>> begin Supplied material

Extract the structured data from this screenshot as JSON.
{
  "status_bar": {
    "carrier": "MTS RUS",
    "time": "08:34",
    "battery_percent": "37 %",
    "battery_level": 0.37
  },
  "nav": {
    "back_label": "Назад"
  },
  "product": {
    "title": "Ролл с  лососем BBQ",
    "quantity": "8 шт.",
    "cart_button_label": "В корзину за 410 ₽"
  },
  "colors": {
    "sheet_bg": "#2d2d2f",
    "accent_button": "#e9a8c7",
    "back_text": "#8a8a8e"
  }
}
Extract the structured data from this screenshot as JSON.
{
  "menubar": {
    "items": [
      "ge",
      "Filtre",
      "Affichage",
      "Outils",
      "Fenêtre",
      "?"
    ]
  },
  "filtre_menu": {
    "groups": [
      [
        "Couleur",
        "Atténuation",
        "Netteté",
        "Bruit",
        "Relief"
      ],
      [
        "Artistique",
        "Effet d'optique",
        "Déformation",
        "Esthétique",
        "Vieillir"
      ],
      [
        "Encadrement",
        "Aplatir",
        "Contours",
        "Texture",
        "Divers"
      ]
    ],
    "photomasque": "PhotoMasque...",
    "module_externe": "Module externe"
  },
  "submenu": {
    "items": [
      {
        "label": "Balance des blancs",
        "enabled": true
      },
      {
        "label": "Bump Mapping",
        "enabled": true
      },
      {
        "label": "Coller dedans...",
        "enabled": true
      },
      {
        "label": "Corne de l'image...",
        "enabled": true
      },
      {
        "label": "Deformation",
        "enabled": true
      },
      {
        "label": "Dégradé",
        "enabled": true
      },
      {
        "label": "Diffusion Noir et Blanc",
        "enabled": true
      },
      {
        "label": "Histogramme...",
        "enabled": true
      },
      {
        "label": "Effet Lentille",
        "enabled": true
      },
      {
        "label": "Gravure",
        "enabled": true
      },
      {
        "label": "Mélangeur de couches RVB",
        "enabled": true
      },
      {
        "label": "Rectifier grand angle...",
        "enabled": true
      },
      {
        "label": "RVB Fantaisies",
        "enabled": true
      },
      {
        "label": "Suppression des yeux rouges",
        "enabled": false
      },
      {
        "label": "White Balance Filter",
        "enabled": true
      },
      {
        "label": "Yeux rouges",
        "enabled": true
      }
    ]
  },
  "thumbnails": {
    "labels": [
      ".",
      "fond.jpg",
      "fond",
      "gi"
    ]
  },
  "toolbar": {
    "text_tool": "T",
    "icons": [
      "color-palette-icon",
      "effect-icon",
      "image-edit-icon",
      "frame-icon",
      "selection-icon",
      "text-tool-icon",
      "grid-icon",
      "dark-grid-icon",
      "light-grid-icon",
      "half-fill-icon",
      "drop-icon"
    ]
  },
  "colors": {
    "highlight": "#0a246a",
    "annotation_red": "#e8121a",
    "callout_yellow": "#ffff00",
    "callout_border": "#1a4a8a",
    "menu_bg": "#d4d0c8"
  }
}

>> end Supplied material

## Problem to solve
Make an exact copy of the listing, including every line.

## Task output
Extract the structured data from this screenshot as JSON.
{
  "status_bar": {
    "carrier": "MTS RUS",
    "time": "08:34",
    "battery_percent": "37 %",
    "battery_level": 0.37
  },
  "nav": {
    "back_label": "Назад"
  },
  "product": {
    "title": "Ролл с  лососем BBQ",
    "quantity": "8 шт.",
    "cart_button_label": "В корзину за 410 ₽"
  },
  "colors": {
    "sheet_bg": "#2d2d2f",
    "accent_button": "#e9a8c7",
    "back_text": "#8a8a8e"
  }
}
Extract the structured data from this screenshot as JSON.
{
  "menubar": {
    "items": [
      "ge",
      "Filtre",
      "Affichage",
      "Outils",
      "Fenêtre",
      "?"
    ]
  },
  "filtre_menu": {
    "groups": [
      [
        "Couleur",
        "Atténuation",
        "Netteté",
        "Bruit",
        "Relief"
      ],
      [
        "Artistique",
        "Effet d'optique",
        "Déformation",
        "Esthétique",
        "Vieillir"
      ],
      [
        "Encadrement",
        "Aplatir",
        "Contours",
        "Texture",
        "Divers"
      ]
    ],
    "photomasque": "PhotoMasque...",
    "module_externe": "Module externe"
  },
  "submenu": {
    "items": [
      {
        "label": "Balance des blancs",
        "enabled": true
      },
      {
        "label": "Bump Mapping",
        "enabled": true
      },
      {
        "label": "Coller dedans...",
        "enabled": true
      },
      {
        "label": "Corne de l'image...",
        "enabled": true
      },
      {
        "label": "Deformation",
        "enabled": true
      },
      {
        "label": "Dégradé",
        "enabled": true
      },
      {
        "label": "Diffusion Noir et Blanc",
        "enabled": true
      },
      {
        "label": "Histogramme...",
        "enabled": true
      },
      {
        "label": "Effet Lentille",
        "enabled": true
      },
      {
        "label": "Gravure",
        "enabled": true
      },
      {
        "label": "Mélangeur de couches RVB",
        "enabled": true
      },
      {
        "label": "Rectifier grand angle...",
        "enabled": true
      },
      {
        "label": "RVB Fantaisies",
        "enabled": true
      },
      {
        "label": "Suppression des yeux rouges",
        "enabled": false
      },
      {
        "label": "White Balance Filter",
        "enabled": true
      },
      {
        "label": "Yeux rouges",
        "enabled": true
      }
    ]
  },
  "thumbnails": {
    "labels": [
      ".",
      "fond.jpg",
      "fond",
      "gi"
    ]
  },
  "toolbar": {
    "text_tool": "T",
    "icons": [
      "color-palette-icon",
      "effect-icon",
      "image-edit-icon",
      "frame-icon",
      "selection-icon",
      "text-tool-icon",
      "grid-icon",
      "dark-grid-icon",
      "light-grid-icon",
      "half-fill-icon",
      "drop-icon"
    ]
  },
  "colors": {
    "highlight": "#0a246a",
    "annotation_red": "#e8121a",
    "callout_yellow": "#ffff00",
    "callout_border": "#1a4a8a",
    "menu_bg": "#d4d0c8"
  }
}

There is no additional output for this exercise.